Output the material beneath exactly, leaving nothing out.

Records from a collection of figures
☆ ☆ ☆ ☆ ☆ ☆ ☆
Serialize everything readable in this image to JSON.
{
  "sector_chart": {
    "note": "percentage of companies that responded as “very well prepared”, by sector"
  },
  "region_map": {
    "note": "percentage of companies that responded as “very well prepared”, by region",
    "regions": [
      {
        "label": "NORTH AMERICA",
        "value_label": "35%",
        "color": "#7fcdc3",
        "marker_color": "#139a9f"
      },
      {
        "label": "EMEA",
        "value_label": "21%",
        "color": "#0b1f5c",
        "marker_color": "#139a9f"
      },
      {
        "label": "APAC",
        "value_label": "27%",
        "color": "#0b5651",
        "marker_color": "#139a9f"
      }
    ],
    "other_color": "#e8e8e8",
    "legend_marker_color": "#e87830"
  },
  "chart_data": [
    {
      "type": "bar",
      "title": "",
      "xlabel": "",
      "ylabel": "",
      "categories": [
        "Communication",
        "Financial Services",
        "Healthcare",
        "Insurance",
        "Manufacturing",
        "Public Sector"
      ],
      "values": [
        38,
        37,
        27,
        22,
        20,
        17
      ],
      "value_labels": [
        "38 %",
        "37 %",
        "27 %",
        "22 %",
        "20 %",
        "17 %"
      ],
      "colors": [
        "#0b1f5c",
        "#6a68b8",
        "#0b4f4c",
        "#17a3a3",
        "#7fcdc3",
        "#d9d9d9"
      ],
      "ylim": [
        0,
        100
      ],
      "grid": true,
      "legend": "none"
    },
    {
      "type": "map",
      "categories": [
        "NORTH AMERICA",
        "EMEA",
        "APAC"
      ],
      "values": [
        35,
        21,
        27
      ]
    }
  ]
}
☆ ☆ ☆ ☆ ☆ ☆ ☆
◆ EXERCISE RESPONSE
Serialize everything readable in this image to JSON.
{
  "sector_chart": {
    "note": "percentage of companies that responded as “very well prepared”, by sector"
  },
  "region_map": {
    "note": "percentage of companies that responded as “very well prepared”, by region",
    "regions": [
      {
        "label": "NORTH AMERICA",
        "value_label": "35%",
        "color": "#7fcdc3",
        "marker_color": "#139a9f"
      },
      {
        "label": "EMEA",
        "value_label": "21%",
        "color": "#0b1f5c",
        "marker_color": "#139a9f"
      },
      {
        "label": "APAC",
        "value_label": "27%",
        "color": "#0b5651",
        "marker_color": "#139a9f"
      }
    ],
    "other_color": "#e8e8e8",
    "legend_marker_color": "#e87830"
  },
  "chart_data": [
    {
      "type": "bar",
      "title": "",
      "xlabel": "",
      "ylabel": "",
      "categories": [
        "Communication",
        "Financial Services",
        "Healthcare",
        "Insurance",
        "Manufacturing",
        "Public Sector"
      ],
      "values": [
        38,
        37,
        27,
        22,
        20,
        17
      ],
      "value_labels": [
        "38 %",
        "37 %",
        "27 %",
        "22 %",
        "20 %",
        "17 %"
      ],
      "colors": [
        "#0b1f5c",
        "#6a68b8",
        "#0b4f4c",
        "#17a3a3",
        "#7fcdc3",
        "#d9d9d9"
      ],
      "ylim": [
        0,
        100
      ],
      "grid": true,
      "legend": "none"
    },
    {
      "type": "map",
      "categories": [
        "NORTH AMERICA",
        "EMEA",
        "APAC"
      ],
      "values": [
        35,
        21,
        27
      ]
    }
  ]
}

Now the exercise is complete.